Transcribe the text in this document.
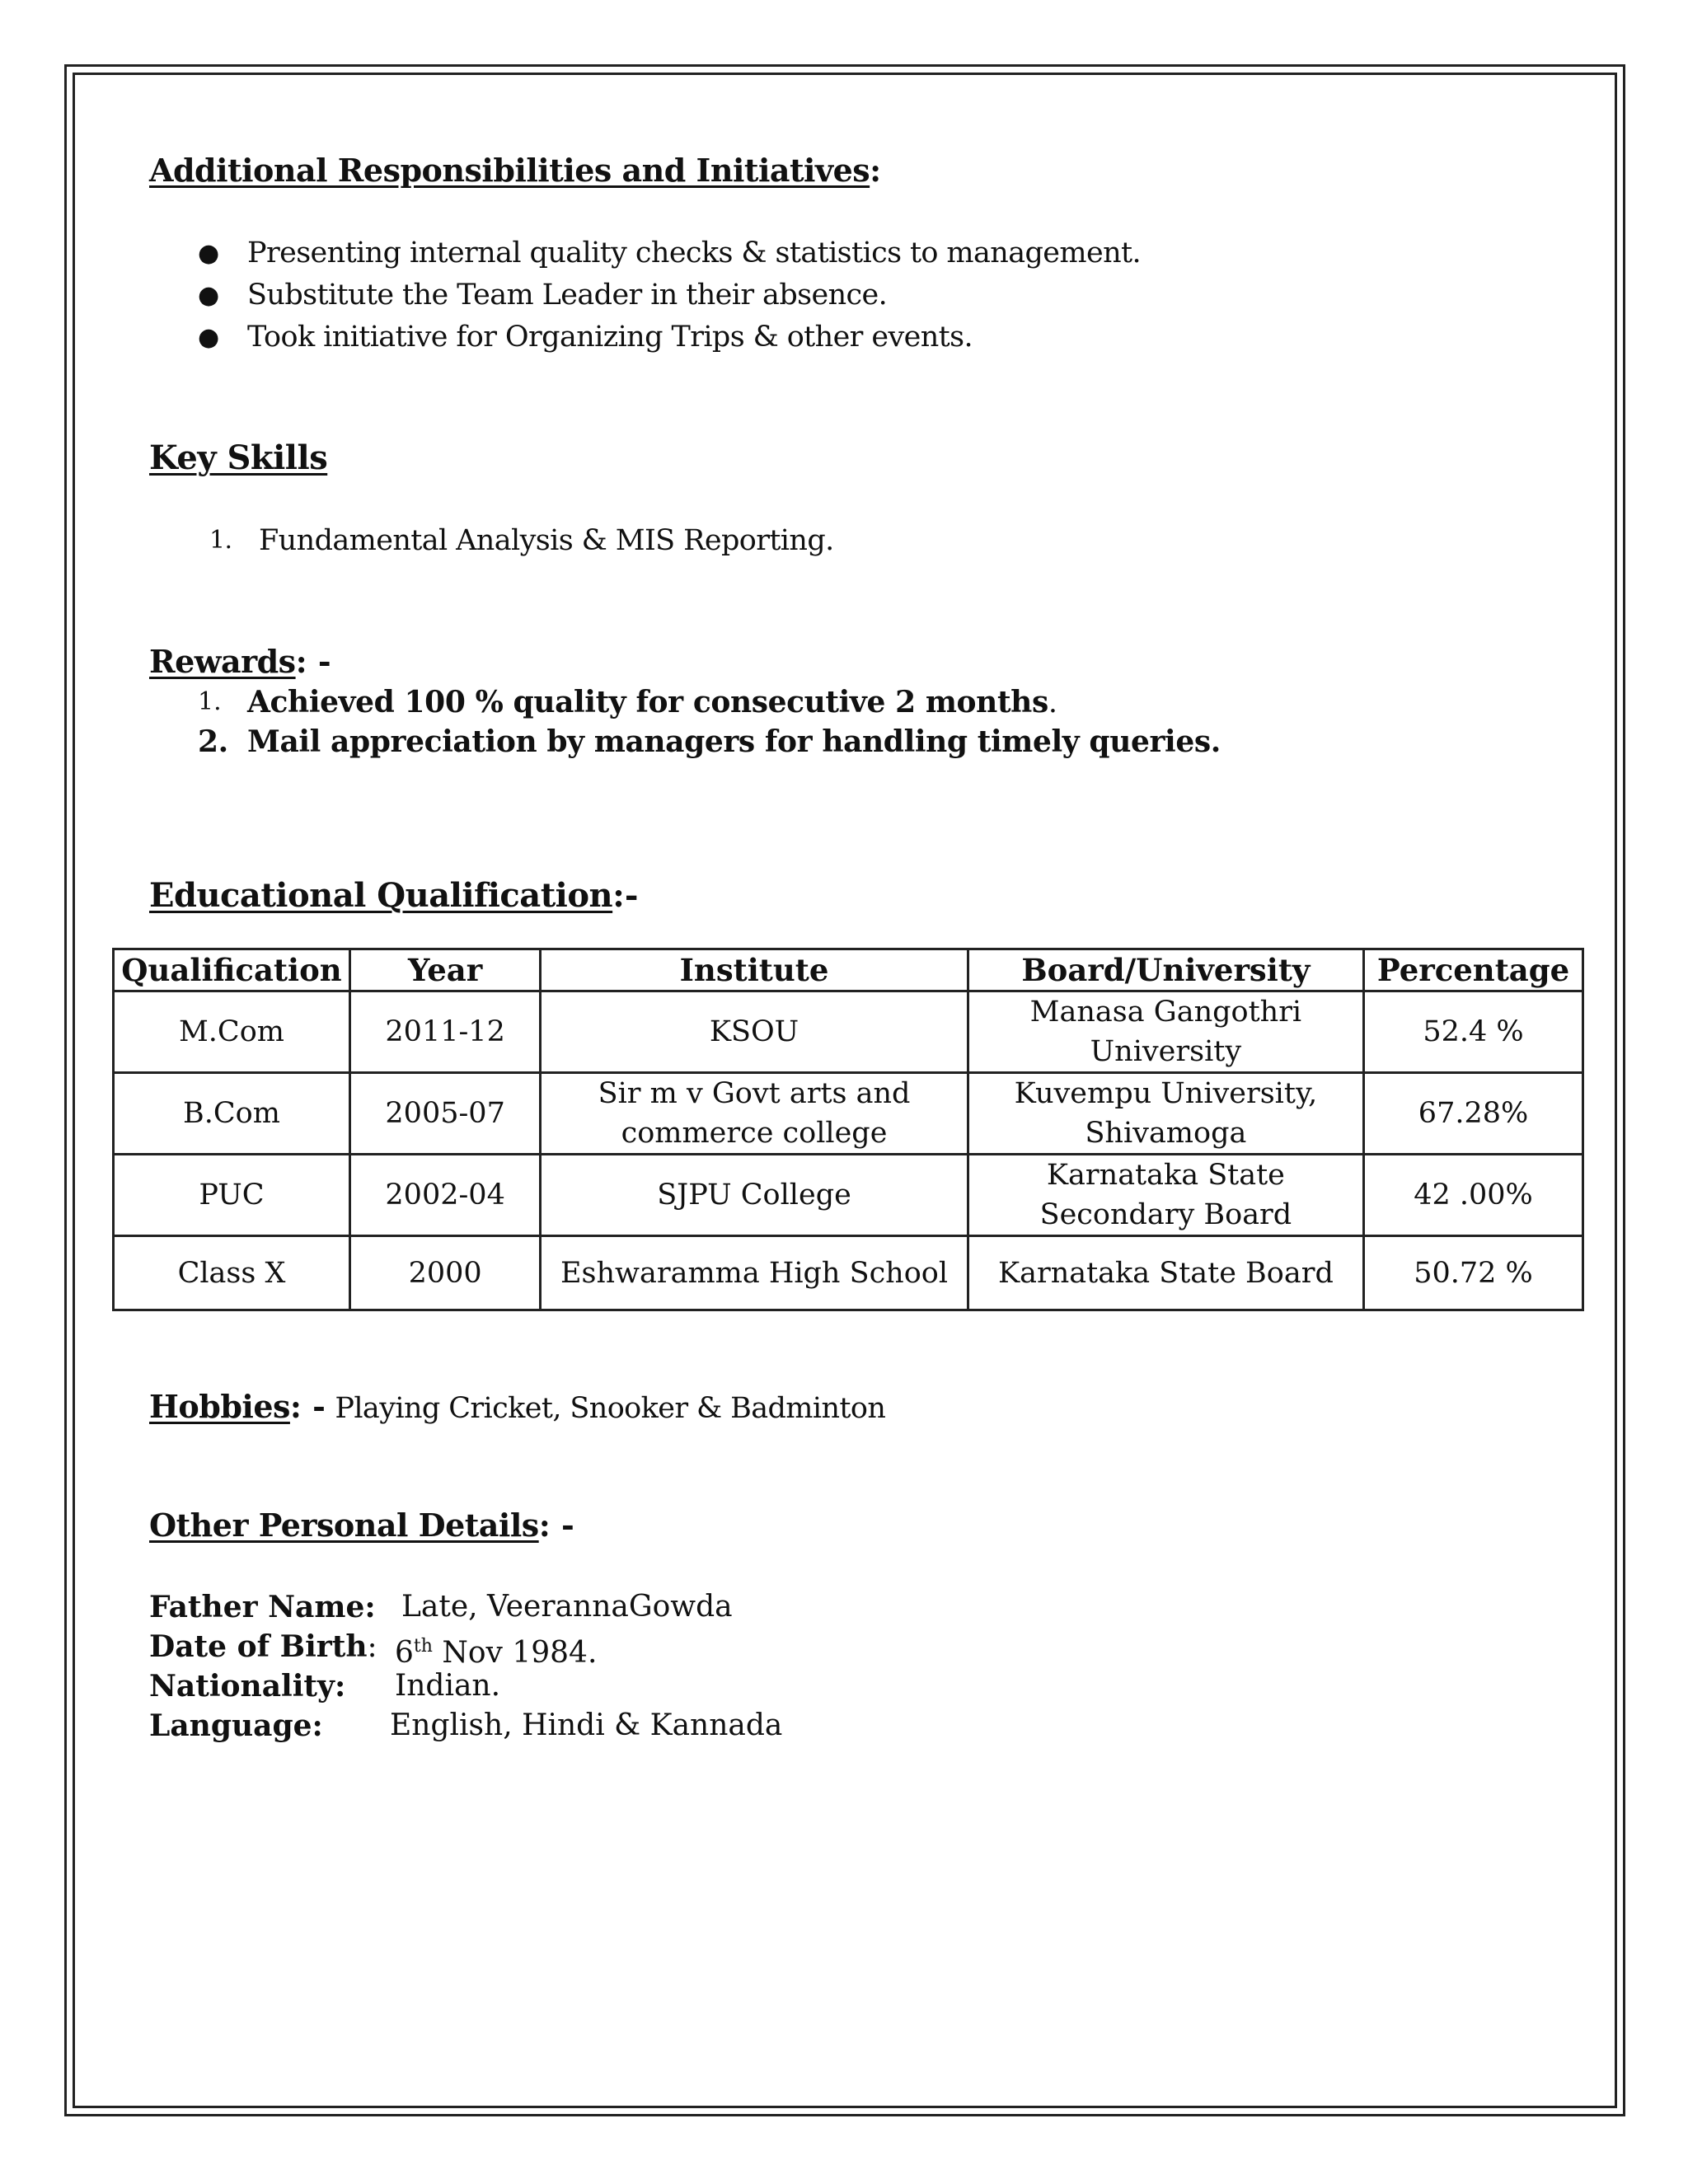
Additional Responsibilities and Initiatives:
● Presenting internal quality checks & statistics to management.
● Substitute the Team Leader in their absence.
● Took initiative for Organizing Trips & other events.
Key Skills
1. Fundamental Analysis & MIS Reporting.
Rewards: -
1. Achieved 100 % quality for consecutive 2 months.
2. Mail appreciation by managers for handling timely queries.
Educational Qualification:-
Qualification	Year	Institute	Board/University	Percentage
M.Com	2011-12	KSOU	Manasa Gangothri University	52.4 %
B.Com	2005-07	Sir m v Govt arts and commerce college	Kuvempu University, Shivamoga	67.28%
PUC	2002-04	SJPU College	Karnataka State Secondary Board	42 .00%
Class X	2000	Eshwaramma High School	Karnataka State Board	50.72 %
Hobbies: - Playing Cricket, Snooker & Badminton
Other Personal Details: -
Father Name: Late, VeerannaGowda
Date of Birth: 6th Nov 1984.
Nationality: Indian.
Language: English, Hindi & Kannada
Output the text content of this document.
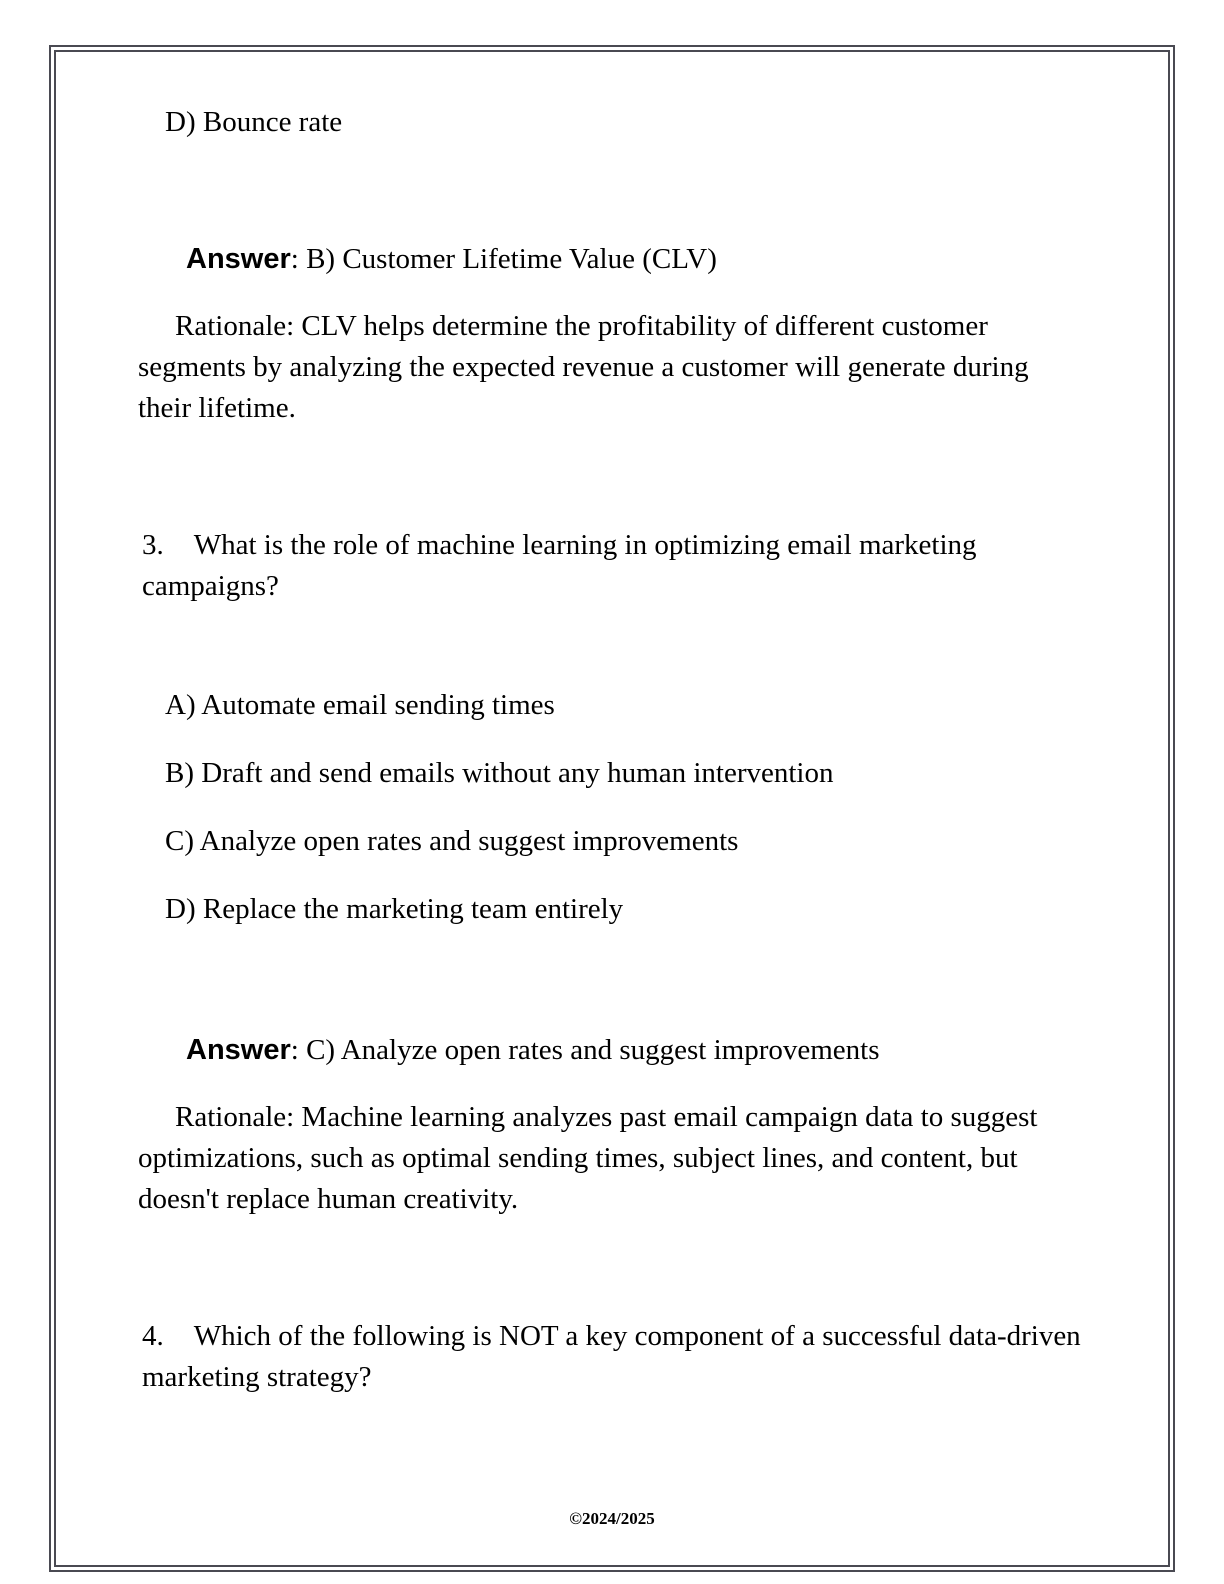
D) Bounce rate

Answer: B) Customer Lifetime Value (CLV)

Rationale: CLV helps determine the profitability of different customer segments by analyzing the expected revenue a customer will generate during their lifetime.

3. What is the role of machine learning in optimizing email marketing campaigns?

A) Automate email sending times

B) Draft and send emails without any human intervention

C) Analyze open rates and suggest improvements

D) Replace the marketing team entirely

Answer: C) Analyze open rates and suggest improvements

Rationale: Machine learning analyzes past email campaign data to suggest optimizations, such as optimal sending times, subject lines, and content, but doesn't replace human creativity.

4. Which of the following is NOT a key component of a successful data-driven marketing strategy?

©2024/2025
★ ★ ★ ★
__Brief__
Working from the entries above, return all lines that contain "Rationale".

__The output__
Rationale: CLV helps determine the profitability of different customer segments by analyzing the expected revenue a customer will generate during their lifetime.
Rationale: Machine learning analyzes past email campaign data to suggest optimizations, such as optimal sending times, subject lines, and content, but doesn't replace human creativity.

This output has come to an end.